> **Problem requirements**
Return every line of the records below unchanged, leaving out the pictures.

## begin Record excerpts

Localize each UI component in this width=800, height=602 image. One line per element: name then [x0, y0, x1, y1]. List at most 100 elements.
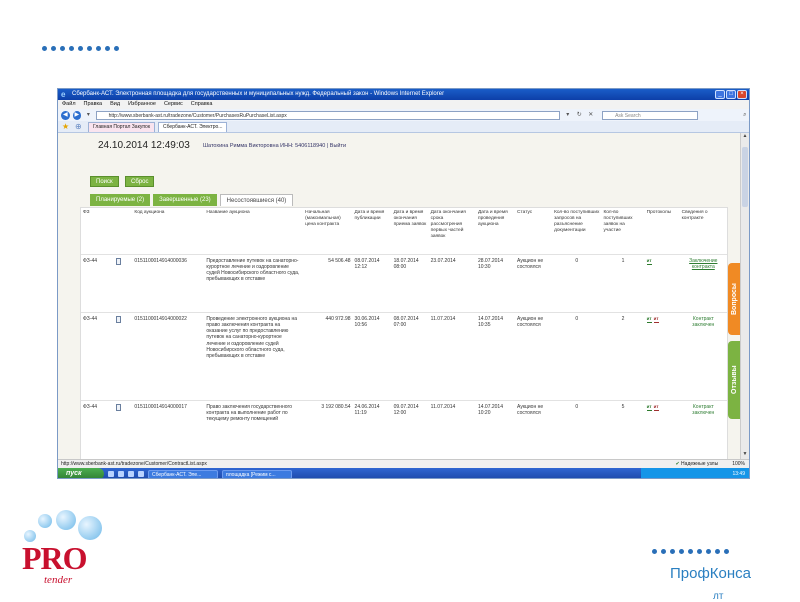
cell-auction-date: 14.07.2014 10:35: [475, 311, 516, 400]
menu-edit[interactable]: Правка: [84, 100, 103, 109]
stop-icon[interactable]: ✕: [587, 111, 596, 119]
start-button[interactable]: пуск: [58, 468, 104, 478]
zoom-level[interactable]: 100%: [732, 460, 745, 468]
add-favorite-icon[interactable]: ⊕: [75, 121, 85, 132]
document-icon[interactable]: [115, 257, 121, 265]
auction-table-panel: ФЗ Код аукциона Название аукциона Началь…: [80, 207, 728, 459]
cell-end-accept: 08.07.2014 07:00: [391, 311, 429, 400]
protocol-icon[interactable]: ит: [646, 404, 652, 411]
minimize-button[interactable]: _: [715, 90, 725, 99]
col-contract: Сведения о контракте: [681, 210, 708, 221]
menu-help[interactable]: Справка: [191, 100, 213, 109]
go-icon[interactable]: ▾: [563, 111, 572, 119]
back-icon[interactable]: ◀: [61, 110, 70, 120]
col-price: Начальная (максимальная) цена контракта: [305, 210, 341, 227]
favorites-star-icon[interactable]: ★: [62, 121, 72, 132]
col-applications: Кол-во поступивших заявок на участие: [603, 210, 633, 233]
cell-status: Аукцион не состоялся: [515, 311, 553, 400]
menu-tools[interactable]: Сервис: [164, 100, 183, 109]
decorative-dots-top: [42, 46, 119, 51]
menu-view[interactable]: Вид: [110, 100, 120, 109]
table-row: ФЗ-44 0151100014914000017 Право заключен…: [81, 399, 727, 440]
logo-subtext: tender: [44, 574, 73, 586]
cell-auction-date: 14.07.2014 10:20: [475, 399, 516, 440]
cell-name: Право заключения государственного контра…: [204, 399, 304, 440]
cell-price: 440 972.98: [303, 311, 353, 400]
quicklaunch-icon[interactable]: [138, 471, 144, 477]
col-end-accept: Дата и время окончания приема заявок: [393, 210, 427, 227]
contract-status[interactable]: Контракт заключен: [692, 316, 714, 328]
taskbar: пуск Сбербанк-АСТ. Эле... площадка [Режи…: [58, 468, 749, 478]
status-url: http://www.sberbank-ast.ru/tradezone/Cus…: [61, 461, 207, 467]
cell-published: 30.06.2014 10:56: [352, 311, 392, 400]
cell-fz: ФЗ-44: [81, 311, 114, 400]
auction-table: ФЗ Код аукциона Название аукциона Началь…: [81, 208, 727, 440]
window-title: Сбербанк-АСТ. Электронная площадка для г…: [72, 91, 445, 97]
cell-end-accept: 18.07.2014 08:00: [391, 253, 429, 312]
tab-sberbank[interactable]: Сбербанк-АСТ. Электро...: [158, 122, 228, 132]
taskbar-item-browser[interactable]: Сбербанк-АСТ. Эле...: [148, 469, 218, 478]
scroll-up-icon[interactable]: ▲: [741, 133, 749, 141]
menu-file[interactable]: Файл: [62, 100, 76, 109]
protocol-icon[interactable]: ит: [653, 316, 659, 323]
cell-price: 54 506.48: [303, 253, 353, 312]
table-row: ФЗ-44 0151100014914000036 Предоставление…: [81, 253, 727, 312]
cell-status: Аукцион не состоялся: [515, 253, 553, 312]
tab-completed[interactable]: Завершенные (23): [153, 194, 217, 206]
cell-status: Аукцион не состоялся: [515, 399, 553, 440]
cell-code: 0151100014914000036: [132, 253, 205, 312]
cell-requests: 0: [552, 253, 602, 312]
cell-name: Предоставление путевок на санаторно-куро…: [204, 253, 304, 312]
contract-link[interactable]: Заключение контракта: [689, 258, 717, 270]
quicklaunch-icon[interactable]: [108, 471, 114, 477]
cell-requests: 0: [552, 311, 602, 400]
menu-favorites[interactable]: Избранное: [128, 100, 156, 109]
cell-auction-date: 28.07.2014 10:30: [475, 253, 516, 312]
address-input[interactable]: http://www.sberbank-ast.ru/tradezone/Cus…: [95, 110, 561, 120]
page-content: 24.10.2014 12:49:03 Шатохина Римма Викто…: [58, 133, 742, 459]
document-icon[interactable]: [115, 403, 121, 411]
tab-bar: ★ ⊕ Главная Портал Закупок Сбербанк-АСТ.…: [58, 121, 749, 133]
ie-logo-icon: e: [61, 90, 66, 99]
col-name: Название аукциона: [206, 210, 250, 215]
search-button[interactable]: Поиск: [90, 176, 119, 187]
cell-published: 24.06.2014 11:19: [352, 399, 392, 440]
cell-price: 3 192 080.54: [303, 399, 353, 440]
cell-requests: 0: [552, 399, 602, 440]
col-protocols: Протоколы: [646, 210, 672, 215]
document-icon[interactable]: [115, 315, 121, 323]
tab-portal[interactable]: Главная Портал Закупок: [88, 122, 156, 132]
cell-applications: 1: [601, 253, 645, 312]
taskbar-item-word[interactable]: площадка [Режим с...: [222, 469, 292, 478]
search-input[interactable]: Ask Search: [602, 110, 698, 120]
quicklaunch-icon[interactable]: [128, 471, 134, 477]
protocol-icon[interactable]: ит: [646, 316, 652, 323]
cell-end-review: 11.07.2014: [428, 399, 476, 440]
forward-icon[interactable]: ▶: [72, 110, 82, 120]
user-info[interactable]: Шатохина Римма Викторовна ИНН: 540611894…: [203, 143, 346, 149]
cell-published: 08.07.2014 12:12: [352, 253, 392, 312]
scroll-thumb[interactable]: [742, 147, 748, 207]
search-icon[interactable]: ⌕: [741, 111, 749, 119]
security-zone: ✔ Надежные узлы: [675, 461, 719, 467]
maximize-button[interactable]: □: [726, 90, 736, 99]
company-name: ПрофКонса: [670, 565, 752, 582]
vertical-scrollbar[interactable]: ▲ ▼: [740, 133, 749, 459]
cell-fz: ФЗ-44: [81, 253, 114, 312]
tab-failed[interactable]: Несостоявшиеся (40): [219, 194, 294, 206]
browser-window: e Сбербанк-АСТ. Электронная площадка для…: [57, 88, 750, 479]
cell-fz: ФЗ-44: [81, 399, 114, 440]
protocol-icon[interactable]: ит: [646, 258, 652, 265]
history-dropdown-icon[interactable]: ▾: [84, 111, 93, 119]
reset-button[interactable]: Сброс: [125, 176, 155, 187]
status-bar: http://www.sberbank-ast.ru/tradezone/Cus…: [58, 459, 749, 468]
close-button[interactable]: ×: [737, 90, 747, 99]
protocol-icon[interactable]: ит: [653, 404, 659, 411]
contract-status[interactable]: Контракт заключен: [692, 404, 714, 416]
scroll-down-icon[interactable]: ▼: [741, 451, 749, 459]
tab-planned[interactable]: Планируемые (2): [90, 194, 151, 206]
refresh-icon[interactable]: ↻: [575, 111, 584, 119]
cell-code: 0151100014914000017: [132, 399, 205, 440]
col-requests: Кол-во поступивших запросов на разъяснен…: [554, 210, 600, 233]
quicklaunch-icon[interactable]: [118, 471, 124, 477]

## end Record excerpts

> **Written solution**
Localize each UI component in this width=800, height=602 image. One line per element: name then [x0, y0, x1, y1]. List at most 100 elements.
cell-auction-date: 14.07.2014 10:35: [475, 311, 516, 400]
menu-edit[interactable]: Правка: [84, 100, 103, 109]
stop-icon[interactable]: ✕: [587, 111, 596, 119]
start-button[interactable]: пуск: [58, 468, 104, 478]
zoom-level[interactable]: 100%: [732, 460, 745, 468]
add-favorite-icon[interactable]: ⊕: [75, 121, 85, 132]
document-icon[interactable]: [115, 257, 121, 265]
auction-table-panel: ФЗ Код аукциона Название аукциона Началь…: [80, 207, 728, 459]
cell-end-accept: 08.07.2014 07:00: [391, 311, 429, 400]
protocol-icon[interactable]: ит: [646, 404, 652, 411]
minimize-button[interactable]: _: [715, 90, 725, 99]
col-contract: Сведения о контракте: [681, 210, 708, 221]
menu-help[interactable]: Справка: [191, 100, 213, 109]
go-icon[interactable]: ▾: [563, 111, 572, 119]
back-icon[interactable]: ◀: [61, 110, 70, 120]
col-price: Начальная (максимальная) цена контракта: [305, 210, 341, 227]
favorites-star-icon[interactable]: ★: [62, 121, 72, 132]
col-applications: Кол-во поступивших заявок на участие: [603, 210, 633, 233]
cell-status: Аукцион не состоялся: [515, 311, 553, 400]
menu-tools[interactable]: Сервис: [164, 100, 183, 109]
decorative-dots-top: [42, 46, 119, 51]
menu-view[interactable]: Вид: [110, 100, 120, 109]
table-row: ФЗ-44 0151100014914000017 Право заключен…: [81, 399, 727, 440]
logo-subtext: tender: [44, 574, 73, 586]
cell-auction-date: 14.07.2014 10:20: [475, 399, 516, 440]
cell-name: Право заключения государственного контра…: [204, 399, 304, 440]
cell-price: 440 972.98: [303, 311, 353, 400]
quicklaunch-icon[interactable]: [138, 471, 144, 477]
col-end-accept: Дата и время окончания приема заявок: [393, 210, 427, 227]
contract-status[interactable]: Контракт заключен: [692, 316, 714, 328]
taskbar: пуск Сбербанк-АСТ. Эле... площадка [Режи…: [58, 468, 749, 478]
status-url: http://www.sberbank-ast.ru/tradezone/Cus…: [61, 461, 207, 467]
cell-published: 30.06.2014 10:56: [352, 311, 392, 400]
cell-fz: ФЗ-44: [81, 311, 114, 400]
auction-table: ФЗ Код аукциона Название аукциона Началь…: [81, 208, 727, 440]
window-title: Сбербанк-АСТ. Электронная площадка для г…: [72, 91, 445, 97]
cell-end-accept: 18.07.2014 08:00: [391, 253, 429, 312]
tab-sberbank[interactable]: Сбербанк-АСТ. Электро...: [158, 122, 228, 132]
taskbar-item-browser[interactable]: Сбербанк-АСТ. Эле...: [148, 469, 218, 478]
scroll-up-icon[interactable]: ▲: [741, 133, 749, 141]
menu-file[interactable]: Файл: [62, 100, 76, 109]
protocol-icon[interactable]: ит: [653, 316, 659, 323]
cell-price: 54 506.48: [303, 253, 353, 312]
table-row: ФЗ-44 0151100014914000036 Предоставление…: [81, 253, 727, 312]
cell-status: Аукцион не состоялся: [515, 253, 553, 312]
tab-completed[interactable]: Завершенные (23): [153, 194, 217, 206]
cell-status: Аукцион не состоялся: [515, 399, 553, 440]
cell-code: 0151100014914000036: [132, 253, 205, 312]
cell-requests: 0: [552, 253, 602, 312]
cell-name: Предоставление путевок на санаторно-куро…: [204, 253, 304, 312]
contract-link[interactable]: Заключение контракта: [689, 258, 717, 270]
quicklaunch-icon[interactable]: [108, 471, 114, 477]
cell-requests: 0: [552, 311, 602, 400]
menu-favorites[interactable]: Избранное: [128, 100, 156, 109]
cell-auction-date: 28.07.2014 10:30: [475, 253, 516, 312]
address-input[interactable]: http://www.sberbank-ast.ru/tradezone/Cus…: [95, 110, 561, 120]
page-content: 24.10.2014 12:49:03 Шатохина Римма Викто…: [58, 133, 742, 459]
document-icon[interactable]: [115, 403, 121, 411]
tab-bar: ★ ⊕ Главная Портал Закупок Сбербанк-АСТ.…: [58, 121, 749, 133]
ie-logo-icon: e: [61, 90, 66, 99]
col-name: Название аукциона: [206, 210, 250, 215]
search-button[interactable]: Поиск: [90, 176, 119, 187]
cell-published: 24.06.2014 11:19: [352, 399, 392, 440]
cell-price: 3 192 080.54: [303, 399, 353, 440]
cell-requests: 0: [552, 399, 602, 440]
col-protocols: Протоколы: [646, 210, 672, 215]
document-icon[interactable]: [115, 315, 121, 323]
tab-portal[interactable]: Главная Портал Закупок: [88, 122, 156, 132]
cell-applications: 1: [601, 253, 645, 312]
taskbar-item-word[interactable]: площадка [Режим с...: [222, 469, 292, 478]
search-input[interactable]: Ask Search: [602, 110, 698, 120]
quicklaunch-icon[interactable]: [128, 471, 134, 477]
protocol-icon[interactable]: ит: [646, 316, 652, 323]
cell-end-review: 11.07.2014: [428, 399, 476, 440]
forward-icon[interactable]: ▶: [72, 110, 82, 120]
user-info[interactable]: Шатохина Римма Викторовна ИНН: 540611894…: [203, 143, 346, 149]
cell-published: 08.07.2014 12:12: [352, 253, 392, 312]
scroll-thumb[interactable]: [742, 147, 748, 207]
search-icon[interactable]: ⌕: [741, 111, 749, 119]
security-zone: ✔ Надежные узлы: [675, 461, 719, 467]
maximize-button[interactable]: □: [726, 90, 736, 99]
company-name: ПрофКонса: [670, 565, 752, 582]
vertical-scrollbar[interactable]: ▲ ▼: [740, 133, 749, 459]
cell-fz: ФЗ-44: [81, 253, 114, 312]
tab-failed[interactable]: Несостоявшиеся (40): [219, 194, 294, 206]
browser-window: e Сбербанк-АСТ. Электронная площадка для…: [57, 88, 750, 479]
cell-fz: ФЗ-44: [81, 399, 114, 440]
protocol-icon[interactable]: ит: [646, 258, 652, 265]
history-dropdown-icon[interactable]: ▾: [84, 111, 93, 119]
reset-button[interactable]: Сброс: [125, 176, 155, 187]
status-bar: http://www.sberbank-ast.ru/tradezone/Cus…: [58, 459, 749, 468]
close-button[interactable]: ×: [737, 90, 747, 99]
protocol-icon[interactable]: ит: [653, 404, 659, 411]
contract-status[interactable]: Контракт заключен: [692, 404, 714, 416]
scroll-down-icon[interactable]: ▼: [741, 451, 749, 459]
tab-planned[interactable]: Планируемые (2): [90, 194, 151, 206]
refresh-icon[interactable]: ↻: [575, 111, 584, 119]
cell-code: 0151100014914000017: [132, 399, 205, 440]
col-requests: Кол-во поступивших запросов на разъяснен…: [554, 210, 600, 233]
quicklaunch-icon[interactable]: [118, 471, 124, 477]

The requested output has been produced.